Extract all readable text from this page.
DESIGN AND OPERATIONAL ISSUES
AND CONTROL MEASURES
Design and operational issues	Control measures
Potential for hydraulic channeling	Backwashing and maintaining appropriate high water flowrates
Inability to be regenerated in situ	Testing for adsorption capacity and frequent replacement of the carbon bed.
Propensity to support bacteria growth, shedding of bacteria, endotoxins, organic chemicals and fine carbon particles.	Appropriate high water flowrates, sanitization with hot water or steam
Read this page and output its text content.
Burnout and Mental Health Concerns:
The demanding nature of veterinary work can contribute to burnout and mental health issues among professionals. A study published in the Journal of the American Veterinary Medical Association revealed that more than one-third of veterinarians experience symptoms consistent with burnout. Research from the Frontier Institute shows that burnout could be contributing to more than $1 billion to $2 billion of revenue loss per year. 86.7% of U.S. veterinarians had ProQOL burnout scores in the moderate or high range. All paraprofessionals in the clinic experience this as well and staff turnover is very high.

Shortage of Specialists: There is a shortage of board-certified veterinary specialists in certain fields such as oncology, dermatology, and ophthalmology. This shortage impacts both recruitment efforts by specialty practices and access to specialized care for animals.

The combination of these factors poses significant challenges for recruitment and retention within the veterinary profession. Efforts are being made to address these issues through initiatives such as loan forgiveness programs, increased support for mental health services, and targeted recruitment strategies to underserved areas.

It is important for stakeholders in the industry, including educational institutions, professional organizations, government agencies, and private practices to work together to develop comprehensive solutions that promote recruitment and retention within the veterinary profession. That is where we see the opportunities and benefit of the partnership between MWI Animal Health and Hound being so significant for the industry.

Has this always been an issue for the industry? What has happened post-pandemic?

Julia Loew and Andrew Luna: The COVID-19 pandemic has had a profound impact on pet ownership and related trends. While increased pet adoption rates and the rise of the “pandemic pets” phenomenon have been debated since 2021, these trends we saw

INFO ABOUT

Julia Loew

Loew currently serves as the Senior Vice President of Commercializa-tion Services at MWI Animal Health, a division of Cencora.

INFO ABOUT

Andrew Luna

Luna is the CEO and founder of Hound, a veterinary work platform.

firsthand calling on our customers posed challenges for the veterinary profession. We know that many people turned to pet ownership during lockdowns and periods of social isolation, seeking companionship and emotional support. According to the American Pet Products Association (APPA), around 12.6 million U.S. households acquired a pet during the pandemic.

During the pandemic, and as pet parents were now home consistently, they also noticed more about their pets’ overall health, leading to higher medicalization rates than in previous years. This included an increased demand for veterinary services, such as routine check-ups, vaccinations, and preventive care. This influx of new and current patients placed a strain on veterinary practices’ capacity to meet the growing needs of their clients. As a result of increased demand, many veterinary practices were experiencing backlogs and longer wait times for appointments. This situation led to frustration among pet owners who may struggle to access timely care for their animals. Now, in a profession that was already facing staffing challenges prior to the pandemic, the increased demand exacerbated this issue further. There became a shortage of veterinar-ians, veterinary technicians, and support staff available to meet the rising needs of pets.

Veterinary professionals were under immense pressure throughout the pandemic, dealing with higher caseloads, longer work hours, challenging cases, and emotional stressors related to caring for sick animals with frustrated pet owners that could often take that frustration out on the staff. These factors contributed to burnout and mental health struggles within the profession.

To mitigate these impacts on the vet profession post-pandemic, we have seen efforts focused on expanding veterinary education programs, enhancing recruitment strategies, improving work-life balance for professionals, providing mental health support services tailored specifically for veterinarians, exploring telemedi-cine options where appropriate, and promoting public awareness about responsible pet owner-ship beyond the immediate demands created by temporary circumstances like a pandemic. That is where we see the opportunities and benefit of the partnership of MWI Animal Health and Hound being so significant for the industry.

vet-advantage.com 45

● **WORK TO BE COMPLETED**:
Each of the entries must be set down again exactly.

● **SOLUTION**:
Extract all readable text from this page.
DESIGN AND OPERATIONAL ISSUES
AND CONTROL MEASURES
Design and operational issues	Control measures
Potential for hydraulic channeling	Backwashing and maintaining appropriate high water flowrates
Inability to be regenerated in situ	Testing for adsorption capacity and frequent replacement of the carbon bed.
Propensity to support bacteria growth, shedding of bacteria, endotoxins, organic chemicals and fine carbon particles.	Appropriate high water flowrates, sanitization with hot water or steam
Read this page and output its text content.
Burnout and Mental Health Concerns:
The demanding nature of veterinary work can contribute to burnout and mental health issues among professionals. A study published in the Journal of the American Veterinary Medical Association revealed that more than one-third of veterinarians experience symptoms consistent with burnout. Research from the Frontier Institute shows that burnout could be contributing to more than $1 billion to $2 billion of revenue loss per year. 86.7% of U.S. veterinarians had ProQOL burnout scores in the moderate or high range. All paraprofessionals in the clinic experience this as well and staff turnover is very high.

Shortage of Specialists: There is a shortage of board-certified veterinary specialists in certain fields such as oncology, dermatology, and ophthalmology. This shortage impacts both recruitment efforts by specialty practices and access to specialized care for animals.

The combination of these factors poses significant challenges for recruitment and retention within the veterinary profession. Efforts are being made to address these issues through initiatives such as loan forgiveness programs, increased support for mental health services, and targeted recruitment strategies to underserved areas.

It is important for stakeholders in the industry, including educational institutions, professional organizations, government agencies, and private practices to work together to develop comprehensive solutions that promote recruitment and retention within the veterinary profession. That is where we see the opportunities and benefit of the partnership between MWI Animal Health and Hound being so significant for the industry.

Has this always been an issue for the industry? What has happened post-pandemic?

Julia Loew and Andrew Luna: The COVID-19 pandemic has had a profound impact on pet ownership and related trends. While increased pet adoption rates and the rise of the “pandemic pets” phenomenon have been debated since 2021, these trends we saw

INFO ABOUT

Julia Loew

Loew currently serves as the Senior Vice President of Commercializa-tion Services at MWI Animal Health, a division of Cencora.

INFO ABOUT

Andrew Luna

Luna is the CEO and founder of Hound, a veterinary work platform.

firsthand calling on our customers posed challenges for the veterinary profession. We know that many people turned to pet ownership during lockdowns and periods of social isolation, seeking companionship and emotional support. According to the American Pet Products Association (APPA), around 12.6 million U.S. households acquired a pet during the pandemic.

During the pandemic, and as pet parents were now home consistently, they also noticed more about their pets’ overall health, leading to higher medicalization rates than in previous years. This included an increased demand for veterinary services, such as routine check-ups, vaccinations, and preventive care. This influx of new and current patients placed a strain on veterinary practices’ capacity to meet the growing needs of their clients. As a result of increased demand, many veterinary practices were experiencing backlogs and longer wait times for appointments. This situation led to frustration among pet owners who may struggle to access timely care for their animals. Now, in a profession that was already facing staffing challenges prior to the pandemic, the increased demand exacerbated this issue further. There became a shortage of veterinar-ians, veterinary technicians, and support staff available to meet the rising needs of pets.

Veterinary professionals were under immense pressure throughout the pandemic, dealing with higher caseloads, longer work hours, challenging cases, and emotional stressors related to caring for sick animals with frustrated pet owners that could often take that frustration out on the staff. These factors contributed to burnout and mental health struggles within the profession.

To mitigate these impacts on the vet profession post-pandemic, we have seen efforts focused on expanding veterinary education programs, enhancing recruitment strategies, improving work-life balance for professionals, providing mental health support services tailored specifically for veterinarians, exploring telemedi-cine options where appropriate, and promoting public awareness about responsible pet owner-ship beyond the immediate demands created by temporary circumstances like a pandemic. That is where we see the opportunities and benefit of the partnership of MWI Animal Health and Hound being so significant for the industry.

vet-advantage.com 45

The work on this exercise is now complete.